The listing beneath should be written out in full, exactly as shown.

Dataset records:
_ _ _

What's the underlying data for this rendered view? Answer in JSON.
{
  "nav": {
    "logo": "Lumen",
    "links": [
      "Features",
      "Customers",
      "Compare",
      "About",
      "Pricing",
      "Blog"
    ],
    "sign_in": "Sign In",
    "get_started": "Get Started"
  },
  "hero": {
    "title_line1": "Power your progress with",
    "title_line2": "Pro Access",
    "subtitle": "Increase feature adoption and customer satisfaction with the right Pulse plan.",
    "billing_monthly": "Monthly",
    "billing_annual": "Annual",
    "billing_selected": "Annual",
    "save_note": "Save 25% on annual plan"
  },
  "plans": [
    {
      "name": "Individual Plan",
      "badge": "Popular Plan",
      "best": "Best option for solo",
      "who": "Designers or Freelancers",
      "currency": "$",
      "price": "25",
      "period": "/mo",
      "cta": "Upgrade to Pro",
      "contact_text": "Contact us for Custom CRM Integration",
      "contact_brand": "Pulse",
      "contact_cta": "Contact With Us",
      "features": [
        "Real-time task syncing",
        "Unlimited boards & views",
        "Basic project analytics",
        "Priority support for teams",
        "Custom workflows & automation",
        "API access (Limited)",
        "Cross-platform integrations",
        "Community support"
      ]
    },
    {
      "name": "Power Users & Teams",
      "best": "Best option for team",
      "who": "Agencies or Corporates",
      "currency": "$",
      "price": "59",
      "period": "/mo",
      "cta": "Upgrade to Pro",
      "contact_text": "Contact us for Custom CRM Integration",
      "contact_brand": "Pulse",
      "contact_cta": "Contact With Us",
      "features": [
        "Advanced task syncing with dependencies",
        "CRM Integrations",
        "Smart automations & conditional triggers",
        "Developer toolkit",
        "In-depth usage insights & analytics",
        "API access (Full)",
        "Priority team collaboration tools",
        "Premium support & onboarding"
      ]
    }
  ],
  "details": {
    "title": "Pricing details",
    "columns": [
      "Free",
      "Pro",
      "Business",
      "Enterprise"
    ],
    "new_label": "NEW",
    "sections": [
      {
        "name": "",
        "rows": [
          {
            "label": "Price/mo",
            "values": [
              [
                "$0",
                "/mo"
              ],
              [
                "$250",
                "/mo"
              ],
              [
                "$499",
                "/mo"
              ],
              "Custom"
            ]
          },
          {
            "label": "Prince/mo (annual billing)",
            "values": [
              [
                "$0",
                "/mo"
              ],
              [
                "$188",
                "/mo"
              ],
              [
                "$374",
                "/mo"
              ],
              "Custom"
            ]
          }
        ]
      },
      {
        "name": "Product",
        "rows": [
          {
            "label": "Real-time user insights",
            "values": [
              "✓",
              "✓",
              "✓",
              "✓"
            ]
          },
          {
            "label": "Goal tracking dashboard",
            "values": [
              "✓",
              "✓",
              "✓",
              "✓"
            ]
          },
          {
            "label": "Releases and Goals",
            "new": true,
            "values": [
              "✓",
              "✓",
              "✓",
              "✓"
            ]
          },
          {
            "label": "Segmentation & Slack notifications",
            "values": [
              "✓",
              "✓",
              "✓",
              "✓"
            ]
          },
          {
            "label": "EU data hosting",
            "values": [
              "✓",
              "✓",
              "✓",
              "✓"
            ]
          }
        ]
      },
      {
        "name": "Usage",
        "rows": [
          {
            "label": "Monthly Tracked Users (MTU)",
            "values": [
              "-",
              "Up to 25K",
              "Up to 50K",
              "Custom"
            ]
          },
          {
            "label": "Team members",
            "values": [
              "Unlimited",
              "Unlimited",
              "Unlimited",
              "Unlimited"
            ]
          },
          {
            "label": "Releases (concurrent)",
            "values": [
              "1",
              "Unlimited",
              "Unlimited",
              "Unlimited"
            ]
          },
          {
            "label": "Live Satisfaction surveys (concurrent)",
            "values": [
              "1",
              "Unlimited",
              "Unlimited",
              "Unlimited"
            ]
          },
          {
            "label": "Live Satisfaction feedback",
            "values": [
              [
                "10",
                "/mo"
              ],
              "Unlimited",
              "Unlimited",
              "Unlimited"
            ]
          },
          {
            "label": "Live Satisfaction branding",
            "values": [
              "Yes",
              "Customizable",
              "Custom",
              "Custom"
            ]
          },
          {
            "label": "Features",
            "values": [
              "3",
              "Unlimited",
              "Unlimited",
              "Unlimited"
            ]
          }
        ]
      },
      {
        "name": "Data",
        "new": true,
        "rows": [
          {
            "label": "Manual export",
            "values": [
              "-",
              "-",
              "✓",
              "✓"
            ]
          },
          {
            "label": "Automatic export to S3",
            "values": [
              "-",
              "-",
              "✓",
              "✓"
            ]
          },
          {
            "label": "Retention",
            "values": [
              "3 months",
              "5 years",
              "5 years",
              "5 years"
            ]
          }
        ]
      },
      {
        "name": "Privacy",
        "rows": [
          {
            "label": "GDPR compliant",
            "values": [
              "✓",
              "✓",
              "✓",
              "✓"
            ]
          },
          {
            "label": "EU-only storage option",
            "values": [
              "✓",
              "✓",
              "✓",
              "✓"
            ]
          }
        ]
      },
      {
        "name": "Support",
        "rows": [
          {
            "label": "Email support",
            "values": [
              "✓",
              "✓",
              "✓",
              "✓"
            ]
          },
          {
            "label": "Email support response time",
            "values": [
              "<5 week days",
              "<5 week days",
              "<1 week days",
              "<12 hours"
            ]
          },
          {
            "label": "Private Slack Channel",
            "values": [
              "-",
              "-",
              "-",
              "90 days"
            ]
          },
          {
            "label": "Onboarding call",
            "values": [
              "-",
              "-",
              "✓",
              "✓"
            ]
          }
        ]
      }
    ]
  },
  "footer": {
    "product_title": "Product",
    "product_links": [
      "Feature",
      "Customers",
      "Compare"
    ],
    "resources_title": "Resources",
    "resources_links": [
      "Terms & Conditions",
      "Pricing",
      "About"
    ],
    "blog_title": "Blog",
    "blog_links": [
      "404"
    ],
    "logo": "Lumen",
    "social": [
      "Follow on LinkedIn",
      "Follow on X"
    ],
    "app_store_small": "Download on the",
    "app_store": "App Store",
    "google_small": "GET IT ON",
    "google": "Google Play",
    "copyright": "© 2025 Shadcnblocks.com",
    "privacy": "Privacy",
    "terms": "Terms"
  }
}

_ _ _

#### EXPECTED ANSWER
What's the underlying data for this rendered view? Answer in JSON.
{
  "nav": {
    "logo": "Lumen",
    "links": [
      "Features",
      "Customers",
      "Compare",
      "About",
      "Pricing",
      "Blog"
    ],
    "sign_in": "Sign In",
    "get_started": "Get Started"
  },
  "hero": {
    "title_line1": "Power your progress with",
    "title_line2": "Pro Access",
    "subtitle": "Increase feature adoption and customer satisfaction with the right Pulse plan.",
    "billing_monthly": "Monthly",
    "billing_annual": "Annual",
    "billing_selected": "Annual",
    "save_note": "Save 25% on annual plan"
  },
  "plans": [
    {
      "name": "Individual Plan",
      "badge": "Popular Plan",
      "best": "Best option for solo",
      "who": "Designers or Freelancers",
      "currency": "$",
      "price": "25",
      "period": "/mo",
      "cta": "Upgrade to Pro",
      "contact_text": "Contact us for Custom CRM Integration",
      "contact_brand": "Pulse",
      "contact_cta": "Contact With Us",
      "features": [
        "Real-time task syncing",
        "Unlimited boards & views",
        "Basic project analytics",
        "Priority support for teams",
        "Custom workflows & automation",
        "API access (Limited)",
        "Cross-platform integrations",
        "Community support"
      ]
    },
    {
      "name": "Power Users & Teams",
      "best": "Best option for team",
      "who": "Agencies or Corporates",
      "currency": "$",
      "price": "59",
      "period": "/mo",
      "cta": "Upgrade to Pro",
      "contact_text": "Contact us for Custom CRM Integration",
      "contact_brand": "Pulse",
      "contact_cta": "Contact With Us",
      "features": [
        "Advanced task syncing with dependencies",
        "CRM Integrations",
        "Smart automations & conditional triggers",
        "Developer toolkit",
        "In-depth usage insights & analytics",
        "API access (Full)",
        "Priority team collaboration tools",
        "Premium support & onboarding"
      ]
    }
  ],
  "details": {
    "title": "Pricing details",
    "columns": [
      "Free",
      "Pro",
      "Business",
      "Enterprise"
    ],
    "new_label": "NEW",
    "sections": [
      {
        "name": "",
        "rows": [
          {
            "label": "Price/mo",
            "values": [
              [
                "$0",
                "/mo"
              ],
              [
                "$250",
                "/mo"
              ],
              [
                "$499",
                "/mo"
              ],
              "Custom"
            ]
          },
          {
            "label": "Prince/mo (annual billing)",
            "values": [
              [
                "$0",
                "/mo"
              ],
              [
                "$188",
                "/mo"
              ],
              [
                "$374",
                "/mo"
              ],
              "Custom"
            ]
          }
        ]
      },
      {
        "name": "Product",
        "rows": [
          {
            "label": "Real-time user insights",
            "values": [
              "✓",
              "✓",
              "✓",
              "✓"
            ]
          },
          {
            "label": "Goal tracking dashboard",
            "values": [
              "✓",
              "✓",
              "✓",
              "✓"
            ]
          },
          {
            "label": "Releases and Goals",
            "new": true,
            "values": [
              "✓",
              "✓",
              "✓",
              "✓"
            ]
          },
          {
            "label": "Segmentation & Slack notifications",
            "values": [
              "✓",
              "✓",
              "✓",
              "✓"
            ]
          },
          {
            "label": "EU data hosting",
            "values": [
              "✓",
              "✓",
              "✓",
              "✓"
            ]
          }
        ]
      },
      {
        "name": "Usage",
        "rows": [
          {
            "label": "Monthly Tracked Users (MTU)",
            "values": [
              "-",
              "Up to 25K",
              "Up to 50K",
              "Custom"
            ]
          },
          {
            "label": "Team members",
            "values": [
              "Unlimited",
              "Unlimited",
              "Unlimited",
              "Unlimited"
            ]
          },
          {
            "label": "Releases (concurrent)",
            "values": [
              "1",
              "Unlimited",
              "Unlimited",
              "Unlimited"
            ]
          },
          {
            "label": "Live Satisfaction surveys (concurrent)",
            "values": [
              "1",
              "Unlimited",
              "Unlimited",
              "Unlimited"
            ]
          },
          {
            "label": "Live Satisfaction feedback",
            "values": [
              [
                "10",
                "/mo"
              ],
              "Unlimited",
              "Unlimited",
              "Unlimited"
            ]
          },
          {
            "label": "Live Satisfaction branding",
            "values": [
              "Yes",
              "Customizable",
              "Custom",
              "Custom"
            ]
          },
          {
            "label": "Features",
            "values": [
              "3",
              "Unlimited",
              "Unlimited",
              "Unlimited"
            ]
          }
        ]
      },
      {
        "name": "Data",
        "new": true,
        "rows": [
          {
            "label": "Manual export",
            "values": [
              "-",
              "-",
              "✓",
              "✓"
            ]
          },
          {
            "label": "Automatic export to S3",
            "values": [
              "-",
              "-",
              "✓",
              "✓"
            ]
          },
          {
            "label": "Retention",
            "values": [
              "3 months",
              "5 years",
              "5 years",
              "5 years"
            ]
          }
        ]
      },
      {
        "name": "Privacy",
        "rows": [
          {
            "label": "GDPR compliant",
            "values": [
              "✓",
              "✓",
              "✓",
              "✓"
            ]
          },
          {
            "label": "EU-only storage option",
            "values": [
              "✓",
              "✓",
              "✓",
              "✓"
            ]
          }
        ]
      },
      {
        "name": "Support",
        "rows": [
          {
            "label": "Email support",
            "values": [
              "✓",
              "✓",
              "✓",
              "✓"
            ]
          },
          {
            "label": "Email support response time",
            "values": [
              "<5 week days",
              "<5 week days",
              "<1 week days",
              "<12 hours"
            ]
          },
          {
            "label": "Private Slack Channel",
            "values": [
              "-",
              "-",
              "-",
              "90 days"
            ]
          },
          {
            "label": "Onboarding call",
            "values": [
              "-",
              "-",
              "✓",
              "✓"
            ]
          }
        ]
      }
    ]
  },
  "footer": {
    "product_title": "Product",
    "product_links": [
      "Feature",
      "Customers",
      "Compare"
    ],
    "resources_title": "Resources",
    "resources_links": [
      "Terms & Conditions",
      "Pricing",
      "About"
    ],
    "blog_title": "Blog",
    "blog_links": [
      "404"
    ],
    "logo": "Lumen",
    "social": [
      "Follow on LinkedIn",
      "Follow on X"
    ],
    "app_store_small": "Download on the",
    "app_store": "App Store",
    "google_small": "GET IT ON",
    "google": "Google Play",
    "copyright": "© 2025 Shadcnblocks.com",
    "privacy": "Privacy",
    "terms": "Terms"
  }
}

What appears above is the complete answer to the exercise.